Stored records
▼▼▼

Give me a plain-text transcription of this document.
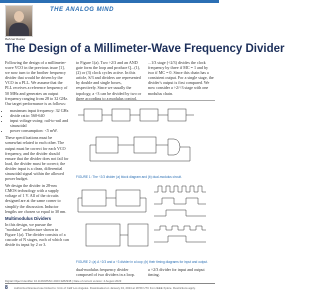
THE ANALOG MIND
Behzad Razavi
The Design of a Millimeter-Wave Frequency Divider

Following the design of a millimeter-wave VCO in the previous issue [1], we now turn to the brother frequency divider that would be driven by the VCO in a PLL. We assume that the PLL receives a reference frequency of 50 MHz and generates an output frequency ranging from 28 to 32 GHz. Our target performance is as follows:

• maximum input frequency: 32 GHz
• divide ratio: 560-640
• input voltage swing: rail-to-rail and sinusoidal
• power consumption: <5 mW.

These specifications must be somewhat related to each other. The output must be correct for each VCO frequency, and the divider should ensure that the divider does not fail for load, the divider must be correct; the divider input is a clean, differential sinusoidal signal within the allowed power budget.

We design the divider in 28-nm CMOS technology with a supply voltage of 1 V. All of the circuits designed are at the same corner to simplify the discussion. Inductor lengths are chosen so equal to 30 nm.

Multimodulus Dividers

In this design, we pursue the "modular" architecture shown in Figure 1(a). The divider consists of a cascade of N stages, each of which can divide its input by 2 or 3.

to Figure 1(a). Two ÷2/3 and an AND gate form the loop and produce Q...(1), (2) or (3) clock cycles active. In this article, S/3 and dividers are represented by double and single boxes, respectively. Since we usually the topology, a ÷3 can be divided by two or three according to a modulus control.

...1/3 stage (÷2/3) divides the clock frequency by three if MC = 1 and by two if MC = 0. Since this chain has a consistent output. For a single stage, the divider's output is first compared. We now consider a ÷2/÷3 stage with one modulus chain.

FIGURE 1: The ÷2/3 divider (a) block diagram and (b) dual-modulus circuit.
FIGURE 2: (a) A ÷2/3 and a ÷3 divider in a loop; (b) their timing diagrams for input and output.

dual-modulus frequency divider composed of two dividers in a loop.

a ÷2/3 divider for input and output timing.

Digital Object Identifier 10.1109/MSSC.2023.3282938 | Date of current version: 4 August 2023
8 Authorized licensed use limited to: Univ of Calif Los Angeles. Downloaded on January 04, 2024 at 18:59 UTC from IEEE Xplore. Restrictions apply.
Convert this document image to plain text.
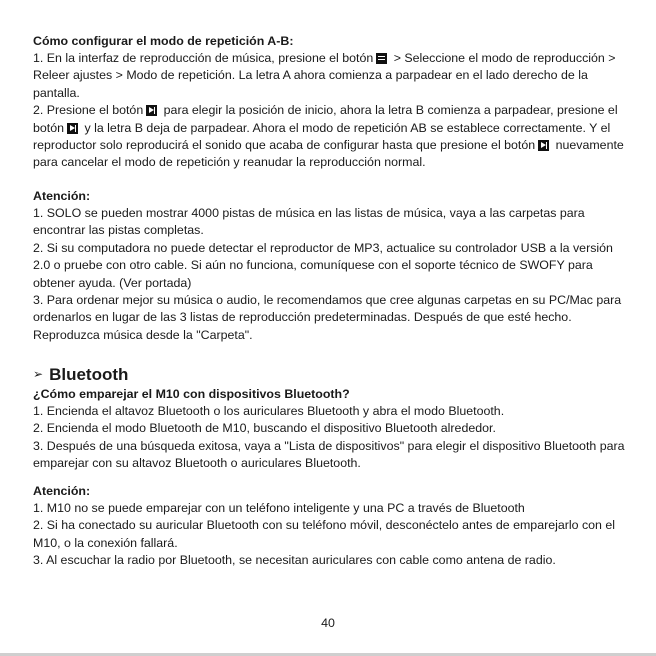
Cómo configurar el modo de repetición A-B:

1. En la interfaz de reproducción de música, presione el botón > Seleccione el modo de reproducción > Releer ajustes > Modo de repetición. La letra A ahora comienza a parpadear en el lado derecho de la pantalla.

2. Presione el botón para elegir la posición de inicio, ahora la letra B comienza a parpadear, presione el botón y la letra B deja de parpadear. Ahora el modo de repetición AB se establece correctamente. Y el reproductor solo reproducirá el sonido que acaba de configurar hasta que presione el botón nuevamente para cancelar el modo de repetición y reanudar la reproducción normal.

Atención:

1. SOLO se pueden mostrar 4000 pistas de música en las listas de música, vaya a las carpetas para encontrar las pistas completas.

2. Si su computadora no puede detectar el reproductor de MP3, actualice su controlador USB a la versión 2.0 o pruebe con otro cable. Si aún no funciona, comuníquese con el soporte técnico de SWOFY para obtener ayuda. (Ver portada)

3. Para ordenar mejor su música o audio, le recomendamos que cree algunas carpetas en su PC/Mac para ordenarlos en lugar de las 3 listas de reproducción predeterminadas. Después de que esté hecho. Reproduzca música desde la "Carpeta".

➢ Bluetooth

¿Cómo emparejar el M10 con dispositivos Bluetooth?

1. Encienda el altavoz Bluetooth o los auriculares Bluetooth y abra el modo Bluetooth.

2. Encienda el modo Bluetooth de M10, buscando el dispositivo Bluetooth alrededor.

3. Después de una búsqueda exitosa, vaya a "Lista de dispositivos" para elegir el dispositivo Bluetooth para emparejar con su altavoz Bluetooth o auriculares Bluetooth.

Atención:

1. M10 no se puede emparejar con un teléfono inteligente y una PC a través de Bluetooth

2. Si ha conectado su auricular Bluetooth con su teléfono móvil, desconéctelo antes de emparejarlo con el M10, o la conexión fallará.

3. Al escuchar la radio por Bluetooth, se necesitan auriculares con cable como antena de radio.

40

▲▲▲

■ REQUIREMENT ■
Return every line holding the word "altavoz" from the records.

■ SOLUTION TO THE EXERCISE ■
1. Encienda el altavoz Bluetooth o los auriculares Bluetooth y abra el modo Bluetooth.
3. Después de una búsqueda exitosa, vaya a "Lista de dispositivos" para elegir el dispositivo Bluetooth para emparejar con su altavoz Bluetooth o auriculares Bluetooth.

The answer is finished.